▸ EXERCISE DATA
⁂

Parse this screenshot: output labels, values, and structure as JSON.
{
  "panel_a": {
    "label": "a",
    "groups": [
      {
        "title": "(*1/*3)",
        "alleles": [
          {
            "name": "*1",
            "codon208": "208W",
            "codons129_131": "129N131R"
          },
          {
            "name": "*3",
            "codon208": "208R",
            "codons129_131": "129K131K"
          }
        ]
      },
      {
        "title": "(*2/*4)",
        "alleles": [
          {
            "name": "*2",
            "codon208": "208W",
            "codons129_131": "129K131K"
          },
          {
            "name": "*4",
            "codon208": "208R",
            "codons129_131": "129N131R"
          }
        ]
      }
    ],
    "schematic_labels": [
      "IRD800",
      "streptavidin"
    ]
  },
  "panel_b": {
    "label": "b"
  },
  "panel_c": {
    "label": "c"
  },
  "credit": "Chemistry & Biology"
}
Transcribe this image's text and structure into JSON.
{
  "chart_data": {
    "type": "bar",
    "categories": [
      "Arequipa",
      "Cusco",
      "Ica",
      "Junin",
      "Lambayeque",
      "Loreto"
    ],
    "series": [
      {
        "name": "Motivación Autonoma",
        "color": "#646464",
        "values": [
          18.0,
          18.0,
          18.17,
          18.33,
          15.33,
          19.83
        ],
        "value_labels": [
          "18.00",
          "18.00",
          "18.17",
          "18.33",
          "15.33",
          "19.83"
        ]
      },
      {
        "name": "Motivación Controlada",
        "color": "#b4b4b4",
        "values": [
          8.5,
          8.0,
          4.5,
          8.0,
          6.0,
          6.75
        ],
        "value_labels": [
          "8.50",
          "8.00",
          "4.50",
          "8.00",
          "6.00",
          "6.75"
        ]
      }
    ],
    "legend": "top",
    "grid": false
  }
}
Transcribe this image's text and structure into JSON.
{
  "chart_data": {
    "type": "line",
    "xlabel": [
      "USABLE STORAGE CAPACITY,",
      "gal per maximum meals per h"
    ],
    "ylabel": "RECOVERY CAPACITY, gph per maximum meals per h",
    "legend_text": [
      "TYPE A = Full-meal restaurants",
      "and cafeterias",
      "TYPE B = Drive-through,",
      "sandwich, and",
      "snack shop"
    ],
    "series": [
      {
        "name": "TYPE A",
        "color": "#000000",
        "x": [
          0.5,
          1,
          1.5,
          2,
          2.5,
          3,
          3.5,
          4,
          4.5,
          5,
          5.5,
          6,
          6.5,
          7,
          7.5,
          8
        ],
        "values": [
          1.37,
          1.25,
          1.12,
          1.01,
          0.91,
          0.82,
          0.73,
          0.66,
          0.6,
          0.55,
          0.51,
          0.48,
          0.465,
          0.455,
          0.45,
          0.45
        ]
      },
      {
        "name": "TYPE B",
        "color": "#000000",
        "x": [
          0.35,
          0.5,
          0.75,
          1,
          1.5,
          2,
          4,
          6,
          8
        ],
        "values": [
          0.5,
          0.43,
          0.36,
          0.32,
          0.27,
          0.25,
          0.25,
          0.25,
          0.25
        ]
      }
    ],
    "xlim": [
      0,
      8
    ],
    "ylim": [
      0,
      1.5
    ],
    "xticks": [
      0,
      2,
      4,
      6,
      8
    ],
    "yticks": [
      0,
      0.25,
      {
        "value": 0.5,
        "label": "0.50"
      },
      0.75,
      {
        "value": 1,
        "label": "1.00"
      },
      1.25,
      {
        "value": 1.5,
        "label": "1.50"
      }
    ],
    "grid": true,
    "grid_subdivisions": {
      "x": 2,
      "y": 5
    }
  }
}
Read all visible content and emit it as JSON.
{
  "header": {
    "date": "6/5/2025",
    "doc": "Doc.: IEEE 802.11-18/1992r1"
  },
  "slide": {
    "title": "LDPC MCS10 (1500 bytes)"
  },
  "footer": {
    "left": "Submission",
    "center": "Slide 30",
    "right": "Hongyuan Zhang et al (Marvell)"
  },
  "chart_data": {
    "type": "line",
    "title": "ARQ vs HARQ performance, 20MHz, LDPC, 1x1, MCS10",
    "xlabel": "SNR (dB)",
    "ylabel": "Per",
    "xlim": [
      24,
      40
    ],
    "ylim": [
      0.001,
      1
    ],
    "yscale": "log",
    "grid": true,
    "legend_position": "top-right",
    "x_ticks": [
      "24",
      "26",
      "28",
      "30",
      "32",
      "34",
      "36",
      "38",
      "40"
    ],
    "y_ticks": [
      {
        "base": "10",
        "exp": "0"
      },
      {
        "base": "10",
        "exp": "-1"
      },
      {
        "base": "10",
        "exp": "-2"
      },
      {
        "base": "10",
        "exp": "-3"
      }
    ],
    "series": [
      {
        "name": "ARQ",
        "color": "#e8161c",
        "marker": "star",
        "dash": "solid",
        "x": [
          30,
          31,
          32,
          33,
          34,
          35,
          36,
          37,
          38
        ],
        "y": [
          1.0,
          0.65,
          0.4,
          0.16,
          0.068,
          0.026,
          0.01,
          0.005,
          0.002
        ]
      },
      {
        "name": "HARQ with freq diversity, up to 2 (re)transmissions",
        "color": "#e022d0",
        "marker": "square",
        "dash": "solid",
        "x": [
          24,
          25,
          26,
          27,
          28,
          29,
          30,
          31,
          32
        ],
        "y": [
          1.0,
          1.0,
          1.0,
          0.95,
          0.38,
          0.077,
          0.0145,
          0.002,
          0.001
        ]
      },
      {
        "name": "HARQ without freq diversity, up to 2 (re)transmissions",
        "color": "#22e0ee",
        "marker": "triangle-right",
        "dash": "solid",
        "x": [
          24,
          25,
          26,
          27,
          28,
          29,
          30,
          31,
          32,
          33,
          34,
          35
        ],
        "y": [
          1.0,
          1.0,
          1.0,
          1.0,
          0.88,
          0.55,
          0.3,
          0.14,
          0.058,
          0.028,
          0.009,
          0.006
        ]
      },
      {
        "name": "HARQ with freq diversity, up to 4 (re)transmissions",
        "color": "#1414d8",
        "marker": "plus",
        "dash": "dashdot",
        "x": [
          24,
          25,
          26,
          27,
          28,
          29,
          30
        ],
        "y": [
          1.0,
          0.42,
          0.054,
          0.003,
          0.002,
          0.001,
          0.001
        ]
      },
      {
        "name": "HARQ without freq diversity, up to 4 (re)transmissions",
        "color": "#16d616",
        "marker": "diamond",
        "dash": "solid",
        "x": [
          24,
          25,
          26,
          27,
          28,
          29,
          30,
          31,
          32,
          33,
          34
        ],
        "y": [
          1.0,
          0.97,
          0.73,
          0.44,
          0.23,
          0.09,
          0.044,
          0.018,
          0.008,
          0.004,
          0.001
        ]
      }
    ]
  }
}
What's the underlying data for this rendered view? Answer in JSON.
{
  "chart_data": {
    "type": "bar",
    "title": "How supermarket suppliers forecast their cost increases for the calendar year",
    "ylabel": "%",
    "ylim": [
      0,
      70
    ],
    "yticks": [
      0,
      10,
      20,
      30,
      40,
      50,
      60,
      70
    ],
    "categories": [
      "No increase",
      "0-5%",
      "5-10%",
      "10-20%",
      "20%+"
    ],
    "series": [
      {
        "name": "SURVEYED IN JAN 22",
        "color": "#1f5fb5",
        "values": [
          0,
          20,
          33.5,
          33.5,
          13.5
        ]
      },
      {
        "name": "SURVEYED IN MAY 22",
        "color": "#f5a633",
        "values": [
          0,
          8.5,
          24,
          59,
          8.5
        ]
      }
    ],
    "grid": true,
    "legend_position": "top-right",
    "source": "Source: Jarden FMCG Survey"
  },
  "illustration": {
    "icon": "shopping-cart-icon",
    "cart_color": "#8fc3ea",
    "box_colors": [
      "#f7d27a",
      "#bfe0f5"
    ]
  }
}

⁂

▸ WHAT NEEDS TO BE DONE
Point out every line holding the string "without" and copy it.

▸ SOLUTION TO THIS TASK
        "name": "HARQ without freq diversity, up to 2 (re)transmissions",
        "name": "HARQ without freq diversity, up to 4 (re)transmissions",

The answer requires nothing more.